# What is needed
Print out every line, exactly as written.

# Data records
— start —

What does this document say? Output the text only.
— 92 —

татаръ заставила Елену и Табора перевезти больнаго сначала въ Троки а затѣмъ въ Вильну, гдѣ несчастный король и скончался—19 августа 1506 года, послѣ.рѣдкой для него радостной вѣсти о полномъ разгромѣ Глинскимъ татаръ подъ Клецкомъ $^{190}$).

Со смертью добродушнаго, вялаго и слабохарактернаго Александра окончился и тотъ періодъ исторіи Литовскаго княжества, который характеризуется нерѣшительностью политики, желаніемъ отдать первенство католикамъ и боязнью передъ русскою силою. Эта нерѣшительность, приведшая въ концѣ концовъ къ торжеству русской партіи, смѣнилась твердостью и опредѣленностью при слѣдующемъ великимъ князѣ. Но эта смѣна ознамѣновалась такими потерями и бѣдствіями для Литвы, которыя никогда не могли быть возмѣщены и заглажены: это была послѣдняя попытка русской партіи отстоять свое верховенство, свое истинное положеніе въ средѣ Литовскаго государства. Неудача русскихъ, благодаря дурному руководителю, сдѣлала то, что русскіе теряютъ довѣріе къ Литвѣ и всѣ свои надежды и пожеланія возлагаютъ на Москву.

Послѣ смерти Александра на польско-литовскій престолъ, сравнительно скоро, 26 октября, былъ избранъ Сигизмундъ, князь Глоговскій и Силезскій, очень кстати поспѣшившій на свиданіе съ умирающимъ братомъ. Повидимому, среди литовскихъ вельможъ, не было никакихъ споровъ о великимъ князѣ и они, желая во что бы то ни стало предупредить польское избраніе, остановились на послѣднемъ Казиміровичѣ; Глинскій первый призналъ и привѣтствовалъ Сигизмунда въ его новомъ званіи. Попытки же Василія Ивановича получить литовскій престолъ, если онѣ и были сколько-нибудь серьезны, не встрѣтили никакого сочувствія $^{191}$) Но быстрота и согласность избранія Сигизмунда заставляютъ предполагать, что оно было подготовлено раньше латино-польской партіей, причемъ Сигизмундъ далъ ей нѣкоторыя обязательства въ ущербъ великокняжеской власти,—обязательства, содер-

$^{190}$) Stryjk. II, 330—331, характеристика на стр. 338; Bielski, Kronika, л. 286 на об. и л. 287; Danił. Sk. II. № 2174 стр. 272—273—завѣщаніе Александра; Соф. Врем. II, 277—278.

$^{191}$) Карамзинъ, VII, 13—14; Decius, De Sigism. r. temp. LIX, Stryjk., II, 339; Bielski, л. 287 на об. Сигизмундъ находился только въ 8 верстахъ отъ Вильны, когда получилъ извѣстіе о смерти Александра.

— end —

# Solution for this task
What does this document say? Output the text only.
— 92 —

татаръ заставила Елену и Табора перевезти больнаго сначала въ Троки а затѣмъ въ Вильну, гдѣ несчастный король и скончался—19 августа 1506 года, послѣ.рѣдкой для него радостной вѣсти о полномъ разгромѣ Глинскимъ татаръ подъ Клецкомъ $^{190}$).

Со смертью добродушнаго, вялаго и слабохарактернаго Александра окончился и тотъ періодъ исторіи Литовскаго княжества, который характеризуется нерѣшительностью политики, желаніемъ отдать первенство католикамъ и боязнью передъ русскою силою. Эта нерѣшительность, приведшая въ концѣ концовъ къ торжеству русской партіи, смѣнилась твердостью и опредѣленностью при слѣдующемъ великимъ князѣ. Но эта смѣна ознамѣновалась такими потерями и бѣдствіями для Литвы, которыя никогда не могли быть возмѣщены и заглажены: это была послѣдняя попытка русской партіи отстоять свое верховенство, свое истинное положеніе въ средѣ Литовскаго государства. Неудача русскихъ, благодаря дурному руководителю, сдѣлала то, что русскіе теряютъ довѣріе къ Литвѣ и всѣ свои надежды и пожеланія возлагаютъ на Москву.

Послѣ смерти Александра на польско-литовскій престолъ, сравнительно скоро, 26 октября, былъ избранъ Сигизмундъ, князь Глоговскій и Силезскій, очень кстати поспѣшившій на свиданіе съ умирающимъ братомъ. Повидимому, среди литовскихъ вельможъ, не было никакихъ споровъ о великимъ князѣ и они, желая во что бы то ни стало предупредить польское избраніе, остановились на послѣднемъ Казиміровичѣ; Глинскій первый призналъ и привѣтствовалъ Сигизмунда въ его новомъ званіи. Попытки же Василія Ивановича получить литовскій престолъ, если онѣ и были сколько-нибудь серьезны, не встрѣтили никакого сочувствія $^{191}$) Но быстрота и согласность избранія Сигизмунда заставляютъ предполагать, что оно было подготовлено раньше латино-польской партіей, причемъ Сигизмундъ далъ ей нѣкоторыя обязательства въ ущербъ великокняжеской власти,—обязательства, содер-

$^{190}$) Stryjk. II, 330—331, характеристика на стр. 338; Bielski, Kronika, л. 286 на об. и л. 287; Danił. Sk. II. № 2174 стр. 272—273—завѣщаніе Александра; Соф. Врем. II, 277—278.

$^{191}$) Карамзинъ, VII, 13—14; Decius, De Sigism. r. temp. LIX, Stryjk., II, 339; Bielski, л. 287 на об. Сигизмундъ находился только въ 8 верстахъ отъ Вильны, когда получилъ извѣстіе о смерти Александра.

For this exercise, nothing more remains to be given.